** START OF RECORDED INFORMATION **

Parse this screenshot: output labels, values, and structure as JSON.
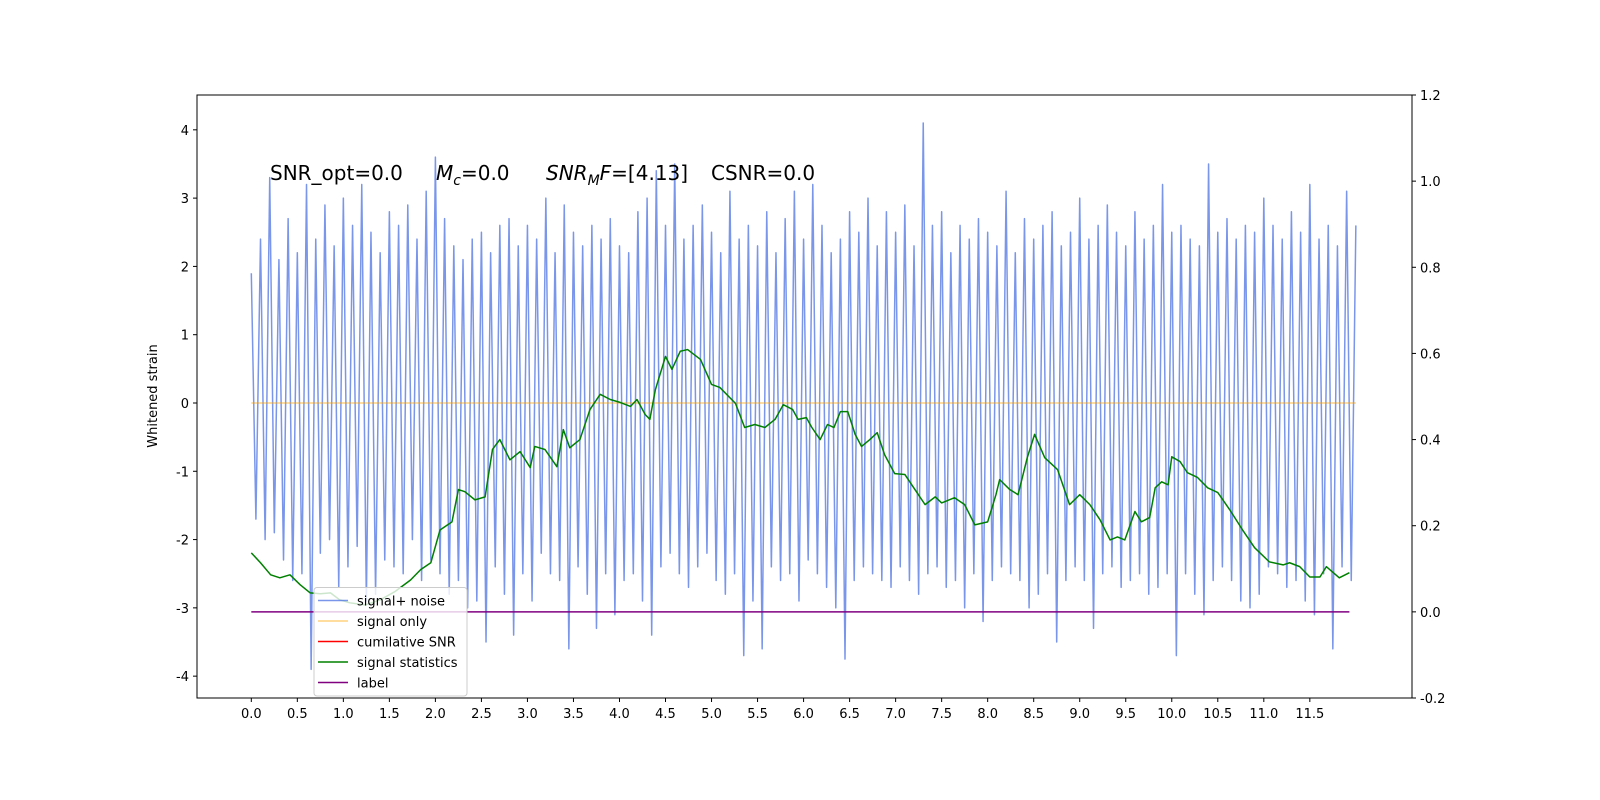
{
  "chart_data": {
    "type": "line",
    "ylabel": "Whitened strain",
    "annotations": [
      "SNR_opt=0.0",
      {
        "base": "M",
        "sub": "c",
        "after": "=0.0"
      },
      {
        "base": "SNR",
        "sub": "M",
        "base2": "F",
        "after": "=[4.13]"
      },
      "CSNR=0.0"
    ],
    "xlim": [
      -0.59,
      12.61
    ],
    "ylim": [
      -4.32,
      4.51
    ],
    "y2lim": [
      -0.2,
      1.2
    ],
    "xticks": [
      {
        "value": 0,
        "label": "0.0"
      },
      0.5,
      {
        "value": 1,
        "label": "1.0"
      },
      1.5,
      {
        "value": 2,
        "label": "2.0"
      },
      2.5,
      {
        "value": 3,
        "label": "3.0"
      },
      3.5,
      {
        "value": 4,
        "label": "4.0"
      },
      4.5,
      {
        "value": 5,
        "label": "5.0"
      },
      5.5,
      {
        "value": 6,
        "label": "6.0"
      },
      6.5,
      {
        "value": 7,
        "label": "7.0"
      },
      7.5,
      {
        "value": 8,
        "label": "8.0"
      },
      8.5,
      {
        "value": 9,
        "label": "9.0"
      },
      9.5,
      {
        "value": 10,
        "label": "10.0"
      },
      10.5,
      {
        "value": 11,
        "label": "11.0"
      },
      11.5
    ],
    "yticks": [
      -4,
      -3,
      -2,
      -1,
      0,
      1,
      2,
      3,
      4
    ],
    "y2ticks": [
      -0.2,
      {
        "value": 0,
        "label": "0.0"
      },
      0.2,
      0.4,
      0.6,
      0.8,
      {
        "value": 1,
        "label": "1.0"
      },
      1.2
    ],
    "legend": "lower left",
    "series": [
      {
        "name": "signal+ noise",
        "color": "#4169e1",
        "opacity": 0.7,
        "x": [
          0,
          0.05,
          0.1,
          0.15,
          0.2,
          0.25,
          0.3,
          0.35,
          0.4,
          0.45,
          0.5,
          0.55,
          0.6,
          0.65,
          0.7,
          0.75,
          0.8,
          0.85,
          0.9,
          0.95,
          1,
          1.05,
          1.1,
          1.15,
          1.2,
          1.25,
          1.3,
          1.35,
          1.4,
          1.45,
          1.5,
          1.55,
          1.6,
          1.65,
          1.7,
          1.75,
          1.8,
          1.85,
          1.9,
          1.95,
          2,
          2.05,
          2.1,
          2.15,
          2.2,
          2.25,
          2.3,
          2.35,
          2.4,
          2.45,
          2.5,
          2.55,
          2.6,
          2.65,
          2.7,
          2.75,
          2.8,
          2.85,
          2.9,
          2.95,
          3,
          3.05,
          3.1,
          3.15,
          3.2,
          3.25,
          3.3,
          3.35,
          3.4,
          3.45,
          3.5,
          3.55,
          3.6,
          3.65,
          3.7,
          3.75,
          3.8,
          3.85,
          3.9,
          3.95,
          4,
          4.05,
          4.1,
          4.15,
          4.2,
          4.25,
          4.3,
          4.35,
          4.4,
          4.45,
          4.5,
          4.55,
          4.6,
          4.65,
          4.7,
          4.75,
          4.8,
          4.85,
          4.9,
          4.95,
          5,
          5.05,
          5.1,
          5.15,
          5.2,
          5.25,
          5.3,
          5.35,
          5.4,
          5.45,
          5.5,
          5.55,
          5.6,
          5.65,
          5.7,
          5.75,
          5.8,
          5.85,
          5.9,
          5.95,
          6,
          6.05,
          6.1,
          6.15,
          6.2,
          6.25,
          6.3,
          6.35,
          6.4,
          6.45,
          6.5,
          6.55,
          6.6,
          6.65,
          6.7,
          6.75,
          6.8,
          6.85,
          6.9,
          6.95,
          7,
          7.05,
          7.1,
          7.15,
          7.2,
          7.25,
          7.3,
          7.35,
          7.4,
          7.45,
          7.5,
          7.55,
          7.6,
          7.65,
          7.7,
          7.75,
          7.8,
          7.85,
          7.9,
          7.95,
          8,
          8.05,
          8.1,
          8.15,
          8.2,
          8.25,
          8.3,
          8.35,
          8.4,
          8.45,
          8.5,
          8.55,
          8.6,
          8.65,
          8.7,
          8.75,
          8.8,
          8.85,
          8.9,
          8.95,
          9,
          9.05,
          9.1,
          9.15,
          9.2,
          9.25,
          9.3,
          9.35,
          9.4,
          9.45,
          9.5,
          9.55,
          9.6,
          9.65,
          9.7,
          9.75,
          9.8,
          9.85,
          9.9,
          9.95,
          10,
          10.05,
          10.1,
          10.15,
          10.2,
          10.25,
          10.3,
          10.35,
          10.4,
          10.45,
          10.5,
          10.55,
          10.6,
          10.65,
          10.7,
          10.75,
          10.8,
          10.85,
          10.9,
          10.95,
          11,
          11.05,
          11.1,
          11.15,
          11.2,
          11.25,
          11.3,
          11.35,
          11.4,
          11.45,
          11.5,
          11.55,
          11.6,
          11.65,
          11.7,
          11.75,
          11.8,
          11.85,
          11.9,
          11.95,
          12
        ],
        "values": [
          1.9,
          -1.7,
          2.4,
          -2.0,
          3.3,
          -1.9,
          2.1,
          -2.3,
          2.7,
          -2.6,
          2.2,
          -2.5,
          3.2,
          -3.9,
          2.4,
          -2.2,
          2.9,
          -2.0,
          2.3,
          -2.7,
          3.0,
          -2.4,
          2.6,
          -2.1,
          3.2,
          -2.9,
          2.5,
          -2.8,
          2.2,
          -2.3,
          2.8,
          -2.4,
          2.6,
          -2.5,
          2.9,
          -2.0,
          2.4,
          -2.6,
          3.1,
          -2.3,
          3.6,
          -2.5,
          2.7,
          -2.8,
          2.3,
          -2.6,
          2.1,
          -3.0,
          2.4,
          -2.9,
          2.5,
          -3.5,
          2.2,
          -2.4,
          2.6,
          -2.8,
          2.7,
          -3.4,
          2.3,
          -2.5,
          2.6,
          -2.9,
          2.4,
          -2.2,
          3.0,
          -2.5,
          2.2,
          -2.6,
          2.9,
          -3.6,
          2.5,
          -2.4,
          2.3,
          -2.8,
          2.6,
          -3.3,
          2.4,
          -2.5,
          2.7,
          -3.1,
          2.3,
          -2.6,
          2.2,
          -2.5,
          2.8,
          -2.9,
          3.0,
          -3.4,
          3.4,
          -2.4,
          2.6,
          -2.2,
          3.5,
          -2.5,
          2.4,
          -2.7,
          2.6,
          -2.4,
          2.9,
          -2.2,
          2.5,
          -2.6,
          2.2,
          -2.8,
          3.1,
          -2.5,
          2.4,
          -3.7,
          2.6,
          -2.9,
          2.3,
          -3.6,
          2.8,
          -2.4,
          2.2,
          -2.6,
          2.7,
          -2.5,
          3.1,
          -2.9,
          2.4,
          -2.3,
          3.2,
          -2.5,
          2.6,
          -2.7,
          2.2,
          -3.0,
          2.4,
          -3.75,
          2.8,
          -2.6,
          2.5,
          -2.4,
          3.0,
          -2.5,
          2.3,
          -2.6,
          2.8,
          -2.7,
          2.5,
          -2.4,
          2.9,
          -2.6,
          2.3,
          -2.8,
          4.1,
          -2.5,
          2.6,
          -2.4,
          2.8,
          -2.7,
          2.2,
          -2.6,
          2.6,
          -3.0,
          2.4,
          -2.5,
          2.7,
          -3.2,
          2.5,
          -2.6,
          2.3,
          -2.4,
          3.1,
          -2.5,
          2.2,
          -2.6,
          2.7,
          -3.0,
          2.4,
          -2.8,
          2.6,
          -2.5,
          2.8,
          -3.5,
          2.3,
          -2.6,
          2.5,
          -2.4,
          3.0,
          -2.6,
          2.4,
          -3.3,
          2.6,
          -2.5,
          2.9,
          -2.4,
          2.5,
          -2.7,
          2.3,
          -2.6,
          2.8,
          -2.5,
          2.4,
          -2.8,
          2.6,
          -2.7,
          3.2,
          -2.5,
          2.5,
          -3.7,
          2.6,
          -2.5,
          2.4,
          -2.8,
          2.3,
          -3.1,
          3.5,
          -2.6,
          2.5,
          -2.4,
          2.7,
          -2.6,
          2.4,
          -2.9,
          2.6,
          -3.0,
          2.5,
          -2.8,
          3.0,
          -2.4,
          2.6,
          -2.5,
          2.4,
          -2.7,
          2.8,
          -2.6,
          2.5,
          -2.9,
          3.2,
          -3.1,
          2.4,
          -2.5,
          2.6,
          -3.6,
          2.3,
          -2.4,
          3.1,
          -2.6,
          2.6
        ]
      },
      {
        "name": "signal only",
        "color": "#ffa500",
        "opacity": 0.5,
        "x": [
          0,
          12
        ],
        "values": [
          0,
          0
        ]
      },
      {
        "name": "cumilative SNR",
        "color": "#ff0000",
        "x": [],
        "values": []
      },
      {
        "name": "signal statistics",
        "color": "#008000",
        "axis": "y2",
        "x": [
          0,
          0.1,
          0.21,
          0.31,
          0.42,
          0.53,
          0.64,
          0.75,
          0.86,
          0.96,
          1.07,
          1.24,
          1.4,
          1.56,
          1.73,
          1.84,
          1.95,
          2.05,
          2.18,
          2.25,
          2.32,
          2.43,
          2.54,
          2.62,
          2.7,
          2.81,
          2.92,
          3.03,
          3.08,
          3.19,
          3.32,
          3.39,
          3.46,
          3.57,
          3.68,
          3.79,
          3.9,
          4.01,
          4.12,
          4.19,
          4.28,
          4.33,
          4.39,
          4.5,
          4.57,
          4.66,
          4.74,
          4.88,
          5.0,
          5.09,
          5.26,
          5.36,
          5.47,
          5.58,
          5.69,
          5.78,
          5.88,
          5.94,
          6.03,
          6.09,
          6.18,
          6.26,
          6.33,
          6.4,
          6.48,
          6.56,
          6.63,
          6.72,
          6.8,
          6.88,
          6.99,
          7.1,
          7.21,
          7.32,
          7.43,
          7.5,
          7.64,
          7.75,
          7.86,
          8.0,
          8.09,
          8.13,
          8.24,
          8.33,
          8.43,
          8.51,
          8.62,
          8.76,
          8.89,
          9.0,
          9.11,
          9.22,
          9.33,
          9.41,
          9.49,
          9.6,
          9.67,
          9.76,
          9.82,
          9.89,
          9.96,
          10.0,
          10.09,
          10.17,
          10.28,
          10.39,
          10.5,
          10.63,
          10.77,
          10.9,
          11.06,
          11.21,
          11.28,
          11.39,
          11.5,
          11.61,
          11.68,
          11.82,
          11.93
        ],
        "values": [
          0.137,
          0.114,
          0.086,
          0.079,
          0.086,
          0.063,
          0.044,
          0.042,
          0.044,
          0.028,
          0.021,
          0.016,
          0.028,
          0.047,
          0.074,
          0.098,
          0.114,
          0.19,
          0.209,
          0.284,
          0.279,
          0.26,
          0.267,
          0.377,
          0.4,
          0.353,
          0.372,
          0.335,
          0.384,
          0.377,
          0.337,
          0.423,
          0.381,
          0.4,
          0.47,
          0.505,
          0.493,
          0.486,
          0.477,
          0.493,
          0.458,
          0.447,
          0.516,
          0.593,
          0.563,
          0.605,
          0.609,
          0.586,
          0.528,
          0.521,
          0.484,
          0.428,
          0.435,
          0.428,
          0.447,
          0.481,
          0.47,
          0.447,
          0.451,
          0.428,
          0.4,
          0.435,
          0.428,
          0.465,
          0.465,
          0.412,
          0.384,
          0.4,
          0.416,
          0.365,
          0.321,
          0.319,
          0.284,
          0.249,
          0.267,
          0.253,
          0.265,
          0.249,
          0.202,
          0.209,
          0.272,
          0.307,
          0.284,
          0.272,
          0.358,
          0.412,
          0.358,
          0.33,
          0.249,
          0.272,
          0.249,
          0.214,
          0.167,
          0.174,
          0.167,
          0.233,
          0.209,
          0.219,
          0.288,
          0.302,
          0.295,
          0.36,
          0.349,
          0.323,
          0.312,
          0.288,
          0.277,
          0.237,
          0.19,
          0.149,
          0.116,
          0.109,
          0.114,
          0.105,
          0.081,
          0.081,
          0.105,
          0.079,
          0.091
        ]
      },
      {
        "name": "label",
        "color": "#800080",
        "axis": "y2",
        "x": [
          0,
          11.93
        ],
        "values": [
          0,
          0
        ]
      }
    ]
  }
}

** END OF RECORDED INFORMATION **

● WHAT YOU SHOULD DO: Filter for "signal". Return all lines that hold it.

● RESPONSE TO THE EXERCISE:
        "name": "signal+ noise",
        "name": "signal only",
        "name": "signal statistics",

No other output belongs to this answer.